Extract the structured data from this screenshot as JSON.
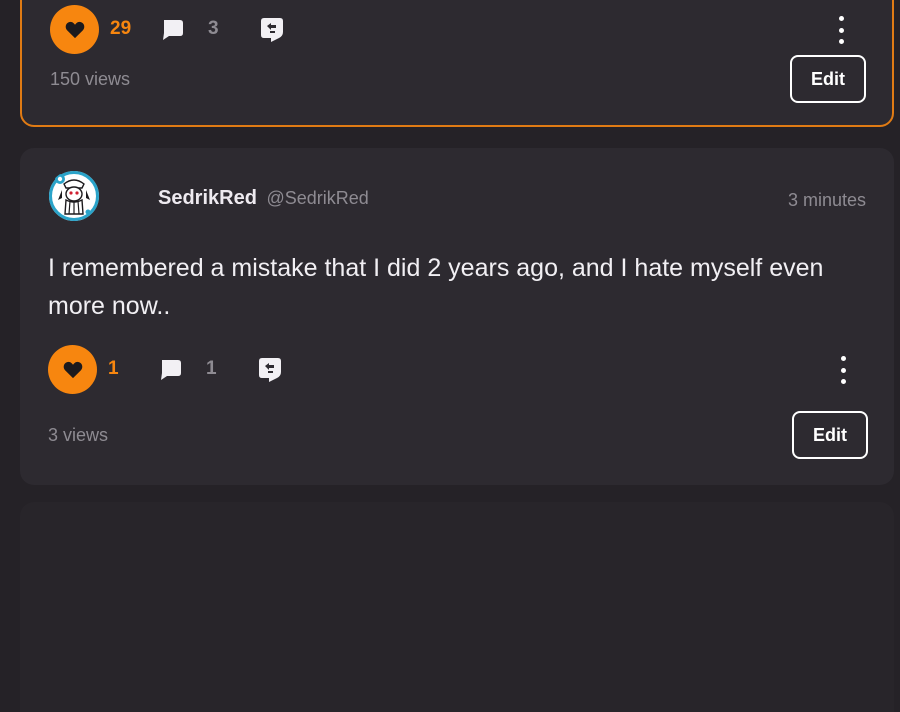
{
  "colors": {
    "accent": "#f7860f",
    "highlight_border": "#e07b14",
    "card_bg": "#2d2a30",
    "page_bg": "#252227",
    "muted_text": "#8e8b92"
  },
  "posts": [
    {
      "highlighted": true,
      "likes": "29",
      "comments": "3",
      "views": "150 views",
      "edit_label": "Edit",
      "icons": [
        "heart-icon",
        "comment-icon",
        "share-icon",
        "more-vertical-icon"
      ]
    },
    {
      "highlighted": false,
      "author_name": "SedrikRed",
      "author_handle": "@SedrikRed",
      "time": "3 minutes",
      "body": "I remembered a mistake that I did 2 years ago, and I hate myself even more now..",
      "likes": "1",
      "comments": "1",
      "views": "3 views",
      "edit_label": "Edit",
      "icons": [
        "heart-icon",
        "comment-icon",
        "share-icon",
        "more-vertical-icon"
      ]
    }
  ]
}
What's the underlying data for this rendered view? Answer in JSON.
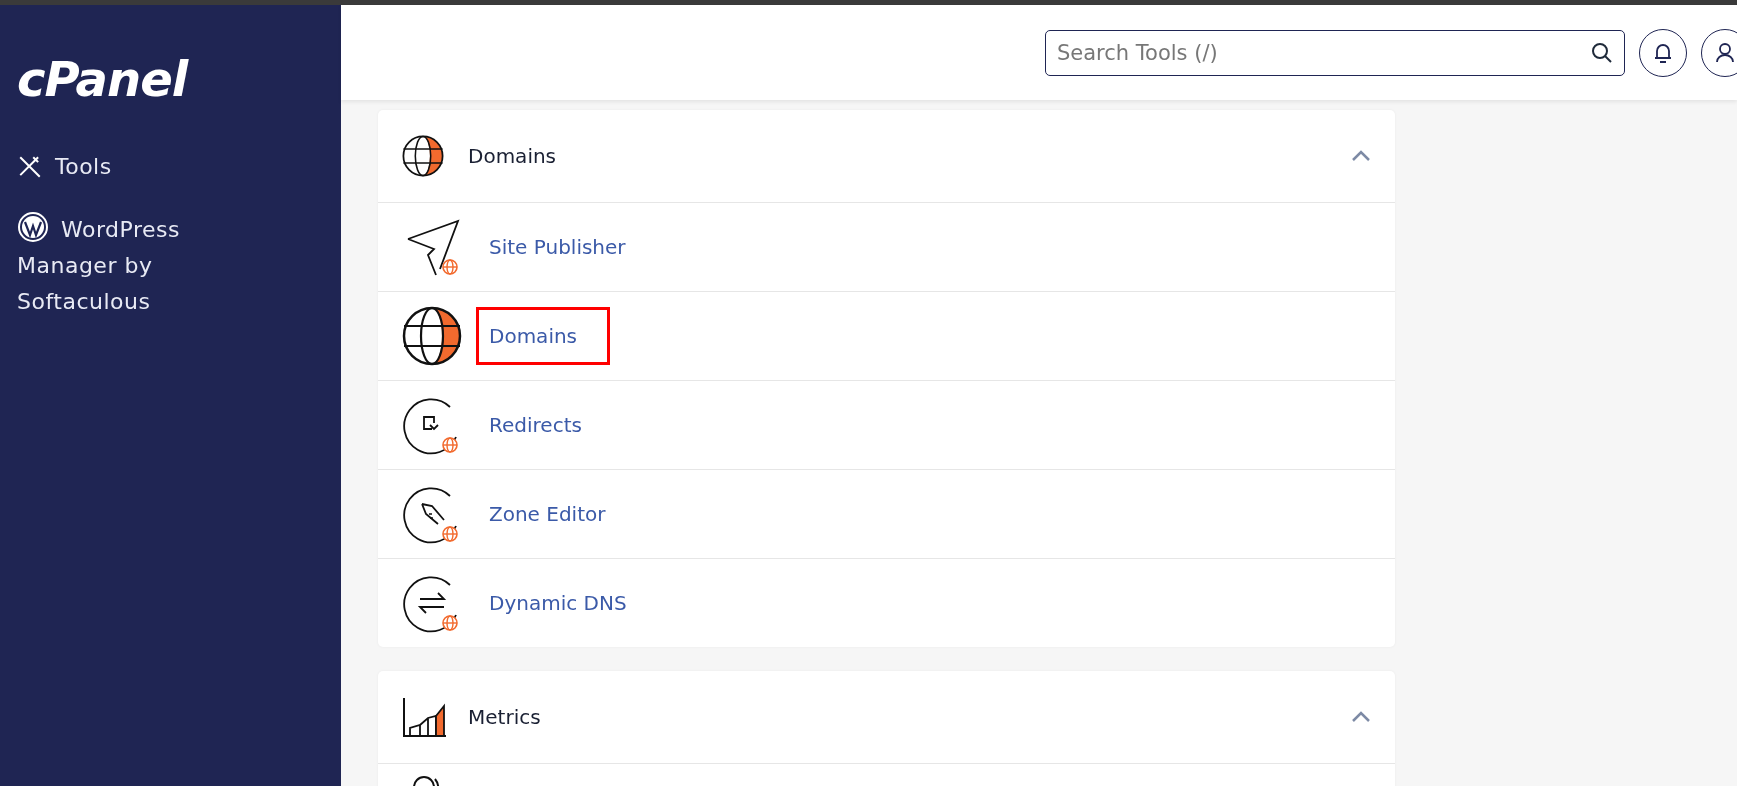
{
  "sidebar": {
    "logo": "cPanel",
    "items": [
      {
        "kind": "tools",
        "label": "Tools"
      },
      {
        "kind": "wordpress",
        "label": "WordPress Manager by Softaculous"
      }
    ]
  },
  "header": {
    "search": {
      "placeholder": "Search Tools (/)"
    }
  },
  "sections": [
    {
      "kind": "domains",
      "title": "Domains",
      "expanded": true,
      "items": [
        {
          "kind": "publisher",
          "label": "Site Publisher",
          "highlighted": false
        },
        {
          "kind": "globe",
          "label": "Domains",
          "highlighted": true
        },
        {
          "kind": "redirect",
          "label": "Redirects",
          "highlighted": false
        },
        {
          "kind": "zone",
          "label": "Zone Editor",
          "highlighted": false
        },
        {
          "kind": "dns",
          "label": "Dynamic DNS",
          "highlighted": false
        }
      ]
    },
    {
      "kind": "metrics",
      "title": "Metrics",
      "expanded": true
    }
  ]
}
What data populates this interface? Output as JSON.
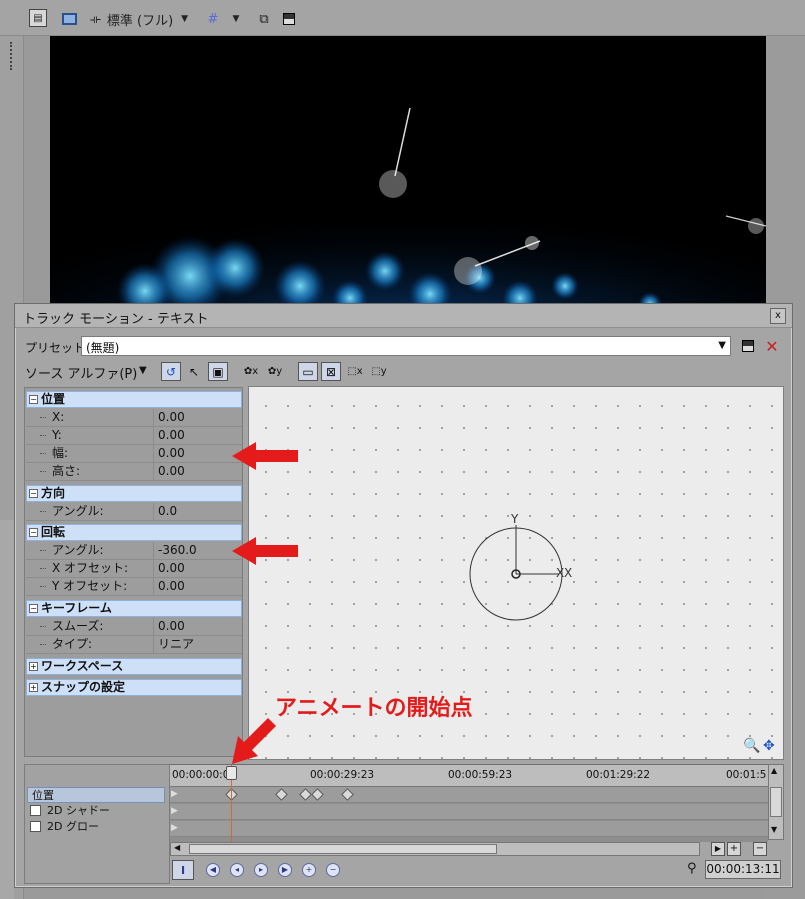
{
  "preview": {
    "quality_label": "標準 (フル)"
  },
  "dialog": {
    "title": "トラック モーション - テキスト",
    "close_label": "x",
    "preset_label": "プリセット:",
    "preset_value": "(無題)",
    "source_alpha_label": "ソース アルファ(P)"
  },
  "properties": {
    "position": {
      "header": "位置",
      "rows": [
        {
          "label": "X:",
          "value": "0.00"
        },
        {
          "label": "Y:",
          "value": "0.00"
        },
        {
          "label": "幅:",
          "value": "0.00"
        },
        {
          "label": "高さ:",
          "value": "0.00"
        }
      ]
    },
    "orientation": {
      "header": "方向",
      "rows": [
        {
          "label": "アングル:",
          "value": "0.0"
        }
      ]
    },
    "rotation": {
      "header": "回転",
      "rows": [
        {
          "label": "アングル:",
          "value": "-360.0"
        },
        {
          "label": "X オフセット:",
          "value": "0.00"
        },
        {
          "label": "Y オフセット:",
          "value": "0.00"
        }
      ]
    },
    "keyframe": {
      "header": "キーフレーム",
      "rows": [
        {
          "label": "スムーズ:",
          "value": "0.00"
        },
        {
          "label": "タイプ:",
          "value": "リニア"
        }
      ]
    },
    "workspace_header": "ワークスペース",
    "snap_header": "スナップの設定"
  },
  "canvas": {
    "y_label": "Y",
    "x_label": "X"
  },
  "timeline": {
    "tracks": [
      "位置",
      "2D シャドー",
      "2D グロー"
    ],
    "ruler": [
      "00:00:00:00",
      "00:00:29:23",
      "00:00:59:23",
      "00:01:29:22",
      "00:01:5"
    ],
    "current_time": "00:00:13:11"
  },
  "annotation": {
    "text": "アニメートの開始点",
    "color": "#e41b1b"
  },
  "colors": {
    "section_header": "#cde0f7",
    "workspace_bg": "#ececec",
    "cursor": "#d06a3a"
  }
}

-=-=-=-=-

■ **What the task requires**: Every line should be retyped exactly, with the pictures omitted.

■ **Task response**:
Extract the structured data from this screenshot as JSON.
{
  "colors": {
    "accent": "#f7860f",
    "highlight_border": "#e07b14",
    "card_bg": "#2d2a30",
    "page_bg": "#252227",
    "muted_text": "#8e8b92"
  },
  "posts": [
    {
      "highlighted": true,
      "likes": "29",
      "comments": "3",
      "views": "150 views",
      "edit_label": "Edit",
      "icons": [
        "heart-icon",
        "comment-icon",
        "share-icon",
        "more-vertical-icon"
      ]
    },
    {
      "highlighted": false,
      "author_name": "SedrikRed",
      "author_handle": "@SedrikRed",
      "time": "3 minutes",
      "body": "I remembered a mistake that I did 2 years ago, and I hate myself even more now..",
      "likes": "1",
      "comments": "1",
      "views": "3 views",
      "edit_label": "Edit",
      "icons": [
        "heart-icon",
        "comment-icon",
        "share-icon",
        "more-vertical-icon"
      ]
    }
  ]
}
What's the underlying data for this rendered view? Answer in JSON.
{
  "sidebar": {
    "logo": "cPanel",
    "items": [
      {
        "kind": "tools",
        "label": "Tools"
      },
      {
        "kind": "wordpress",
        "label": "WordPress Manager by Softaculous"
      }
    ]
  },
  "header": {
    "search": {
      "placeholder": "Search Tools (/)"
    }
  },
  "sections": [
    {
      "kind": "domains",
      "title": "Domains",
      "expanded": true,
      "items": [
        {
          "kind": "publisher",
          "label": "Site Publisher",
          "highlighted": false
        },
        {
          "kind": "globe",
          "label": "Domains",
          "highlighted": true
        },
        {
          "kind": "redirect",
          "label": "Redirects",
          "highlighted": false
        },
        {
          "kind": "zone",
          "label": "Zone Editor",
          "highlighted": false
        },
        {
          "kind": "dns",
          "label": "Dynamic DNS",
          "highlighted": false
        }
      ]
    },
    {
      "kind": "metrics",
      "title": "Metrics",
      "expanded": true
    }
  ]
}
What data populates this interface? Output as JSON.
{
  "preview": {
    "quality_label": "標準 (フル)"
  },
  "dialog": {
    "title": "トラック モーション - テキスト",
    "close_label": "x",
    "preset_label": "プリセット:",
    "preset_value": "(無題)",
    "source_alpha_label": "ソース アルファ(P)"
  },
  "properties": {
    "position": {
      "header": "位置",
      "rows": [
        {
          "label": "X:",
          "value": "0.00"
        },
        {
          "label": "Y:",
          "value": "0.00"
        },
        {
          "label": "幅:",
          "value": "0.00"
        },
        {
          "label": "高さ:",
          "value": "0.00"
        }
      ]
    },
    "orientation": {
      "header": "方向",
      "rows": [
        {
          "label": "アングル:",
          "value": "0.0"
        }
      ]
    },
    "rotation": {
      "header": "回転",
      "rows": [
        {
          "label": "アングル:",
          "value": "-360.0"
        },
        {
          "label": "X オフセット:",
          "value": "0.00"
        },
        {
          "label": "Y オフセット:",
          "value": "0.00"
        }
      ]
    },
    "keyframe": {
      "header": "キーフレーム",
      "rows": [
        {
          "label": "スムーズ:",
          "value": "0.00"
        },
        {
          "label": "タイプ:",
          "value": "リニア"
        }
      ]
    },
    "workspace_header": "ワークスペース",
    "snap_header": "スナップの設定"
  },
  "canvas": {
    "y_label": "Y",
    "x_label": "X"
  },
  "timeline": {
    "tracks": [
      "位置",
      "2D シャドー",
      "2D グロー"
    ],
    "ruler": [
      "00:00:00:00",
      "00:00:29:23",
      "00:00:59:23",
      "00:01:29:22",
      "00:01:5"
    ],
    "current_time": "00:00:13:11"
  },
  "annotation": {
    "text": "アニメートの開始点",
    "color": "#e41b1b"
  },
  "colors": {
    "section_header": "#cde0f7",
    "workspace_bg": "#ececec",
    "cursor": "#d06a3a"
  }
}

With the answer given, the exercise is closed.